[Dataset rows]
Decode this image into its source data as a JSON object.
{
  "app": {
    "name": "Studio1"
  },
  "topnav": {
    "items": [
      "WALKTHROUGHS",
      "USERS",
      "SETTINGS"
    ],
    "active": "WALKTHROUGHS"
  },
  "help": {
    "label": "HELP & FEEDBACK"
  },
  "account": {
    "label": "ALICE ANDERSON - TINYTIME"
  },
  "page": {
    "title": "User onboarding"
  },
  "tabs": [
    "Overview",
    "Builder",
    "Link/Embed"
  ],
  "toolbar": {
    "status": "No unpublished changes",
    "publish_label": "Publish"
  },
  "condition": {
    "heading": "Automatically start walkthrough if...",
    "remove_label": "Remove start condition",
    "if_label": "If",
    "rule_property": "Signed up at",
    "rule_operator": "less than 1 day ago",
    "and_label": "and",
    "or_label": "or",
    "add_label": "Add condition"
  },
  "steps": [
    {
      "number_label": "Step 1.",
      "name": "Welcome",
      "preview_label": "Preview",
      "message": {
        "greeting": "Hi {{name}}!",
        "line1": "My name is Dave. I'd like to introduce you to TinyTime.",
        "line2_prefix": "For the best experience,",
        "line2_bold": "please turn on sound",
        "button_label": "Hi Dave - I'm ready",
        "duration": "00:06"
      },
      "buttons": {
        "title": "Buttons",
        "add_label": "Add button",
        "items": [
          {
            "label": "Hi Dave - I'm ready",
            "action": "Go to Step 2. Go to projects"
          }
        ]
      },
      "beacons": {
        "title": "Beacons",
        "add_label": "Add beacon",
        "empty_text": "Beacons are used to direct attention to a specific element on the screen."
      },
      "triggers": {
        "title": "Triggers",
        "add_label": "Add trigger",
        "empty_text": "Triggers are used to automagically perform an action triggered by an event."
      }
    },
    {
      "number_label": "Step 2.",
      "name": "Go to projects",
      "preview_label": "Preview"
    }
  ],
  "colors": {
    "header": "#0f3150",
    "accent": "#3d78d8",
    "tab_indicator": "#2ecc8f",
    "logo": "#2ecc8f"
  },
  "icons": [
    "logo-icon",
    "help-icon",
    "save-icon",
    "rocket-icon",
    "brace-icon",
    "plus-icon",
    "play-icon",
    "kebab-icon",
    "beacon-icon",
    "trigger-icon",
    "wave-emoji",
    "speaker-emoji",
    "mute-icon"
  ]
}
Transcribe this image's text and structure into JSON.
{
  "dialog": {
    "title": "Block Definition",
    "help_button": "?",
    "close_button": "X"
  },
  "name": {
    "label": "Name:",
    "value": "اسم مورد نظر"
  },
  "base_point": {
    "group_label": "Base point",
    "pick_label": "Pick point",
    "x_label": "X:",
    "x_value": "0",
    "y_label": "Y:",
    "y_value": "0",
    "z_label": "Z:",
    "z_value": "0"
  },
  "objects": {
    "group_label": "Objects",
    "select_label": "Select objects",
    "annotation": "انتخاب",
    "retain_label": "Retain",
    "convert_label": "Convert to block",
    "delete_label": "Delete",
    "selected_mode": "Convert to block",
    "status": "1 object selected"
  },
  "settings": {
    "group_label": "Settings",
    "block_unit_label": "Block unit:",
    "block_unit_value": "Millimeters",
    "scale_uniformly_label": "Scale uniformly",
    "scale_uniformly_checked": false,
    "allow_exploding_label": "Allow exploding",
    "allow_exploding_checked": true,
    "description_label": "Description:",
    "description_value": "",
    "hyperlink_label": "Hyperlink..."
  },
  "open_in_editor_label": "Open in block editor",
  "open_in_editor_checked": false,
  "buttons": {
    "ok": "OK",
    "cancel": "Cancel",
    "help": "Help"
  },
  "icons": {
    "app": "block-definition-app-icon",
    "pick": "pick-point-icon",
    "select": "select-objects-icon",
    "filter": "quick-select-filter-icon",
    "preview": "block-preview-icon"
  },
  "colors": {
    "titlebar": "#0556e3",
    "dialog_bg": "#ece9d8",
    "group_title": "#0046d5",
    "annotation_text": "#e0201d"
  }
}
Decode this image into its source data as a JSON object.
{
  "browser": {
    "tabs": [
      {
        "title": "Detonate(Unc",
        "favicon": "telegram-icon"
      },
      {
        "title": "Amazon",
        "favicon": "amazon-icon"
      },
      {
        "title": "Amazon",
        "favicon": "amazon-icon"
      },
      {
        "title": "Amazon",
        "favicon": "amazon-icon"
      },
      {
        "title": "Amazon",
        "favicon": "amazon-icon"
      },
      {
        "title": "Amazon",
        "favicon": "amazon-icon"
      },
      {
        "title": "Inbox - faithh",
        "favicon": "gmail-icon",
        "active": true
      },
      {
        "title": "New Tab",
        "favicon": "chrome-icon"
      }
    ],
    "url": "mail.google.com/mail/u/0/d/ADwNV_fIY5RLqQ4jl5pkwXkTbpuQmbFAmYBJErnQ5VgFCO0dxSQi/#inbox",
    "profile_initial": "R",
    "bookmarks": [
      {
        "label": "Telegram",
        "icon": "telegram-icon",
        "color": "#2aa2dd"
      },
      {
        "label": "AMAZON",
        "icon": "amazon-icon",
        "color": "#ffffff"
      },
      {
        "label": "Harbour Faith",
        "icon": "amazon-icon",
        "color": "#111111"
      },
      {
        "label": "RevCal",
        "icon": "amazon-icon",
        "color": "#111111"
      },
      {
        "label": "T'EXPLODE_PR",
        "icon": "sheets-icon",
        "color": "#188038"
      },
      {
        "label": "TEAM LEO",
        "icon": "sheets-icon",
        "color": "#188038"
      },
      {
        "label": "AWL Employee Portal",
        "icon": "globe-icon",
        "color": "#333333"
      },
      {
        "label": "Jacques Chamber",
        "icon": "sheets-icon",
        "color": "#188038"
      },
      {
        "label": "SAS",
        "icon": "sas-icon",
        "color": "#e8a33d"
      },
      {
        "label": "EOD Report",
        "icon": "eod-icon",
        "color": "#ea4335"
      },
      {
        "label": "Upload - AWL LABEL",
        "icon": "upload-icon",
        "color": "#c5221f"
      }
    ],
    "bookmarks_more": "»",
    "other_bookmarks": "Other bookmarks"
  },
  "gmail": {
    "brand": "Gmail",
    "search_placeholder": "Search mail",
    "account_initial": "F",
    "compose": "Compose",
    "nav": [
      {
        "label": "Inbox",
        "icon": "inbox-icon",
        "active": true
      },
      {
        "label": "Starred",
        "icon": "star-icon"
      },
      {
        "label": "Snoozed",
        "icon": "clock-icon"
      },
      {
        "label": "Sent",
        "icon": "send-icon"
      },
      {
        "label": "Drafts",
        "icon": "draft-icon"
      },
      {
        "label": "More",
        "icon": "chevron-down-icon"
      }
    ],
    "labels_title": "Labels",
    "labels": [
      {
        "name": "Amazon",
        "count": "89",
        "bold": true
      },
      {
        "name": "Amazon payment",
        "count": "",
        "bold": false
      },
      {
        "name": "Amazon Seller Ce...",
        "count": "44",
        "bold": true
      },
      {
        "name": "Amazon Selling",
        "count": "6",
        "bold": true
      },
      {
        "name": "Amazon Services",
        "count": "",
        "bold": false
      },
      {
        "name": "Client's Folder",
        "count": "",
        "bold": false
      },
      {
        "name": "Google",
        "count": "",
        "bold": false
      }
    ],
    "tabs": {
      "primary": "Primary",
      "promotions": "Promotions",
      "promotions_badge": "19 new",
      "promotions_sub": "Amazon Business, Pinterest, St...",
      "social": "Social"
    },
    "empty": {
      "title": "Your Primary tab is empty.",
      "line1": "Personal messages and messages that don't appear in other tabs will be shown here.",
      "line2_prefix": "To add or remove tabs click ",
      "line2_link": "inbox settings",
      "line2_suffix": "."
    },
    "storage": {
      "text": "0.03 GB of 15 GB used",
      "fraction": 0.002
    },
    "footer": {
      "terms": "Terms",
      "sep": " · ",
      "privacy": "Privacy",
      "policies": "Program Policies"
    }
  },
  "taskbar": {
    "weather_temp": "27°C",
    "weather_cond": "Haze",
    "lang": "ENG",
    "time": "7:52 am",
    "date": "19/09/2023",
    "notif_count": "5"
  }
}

◆ Written instruction
Return each line of the listing that holds the string "ready".

◆ Answer for this exercise
        "button_label": "Hi Dave - I'm ready",
            "label": "Hi Dave - I'm ready",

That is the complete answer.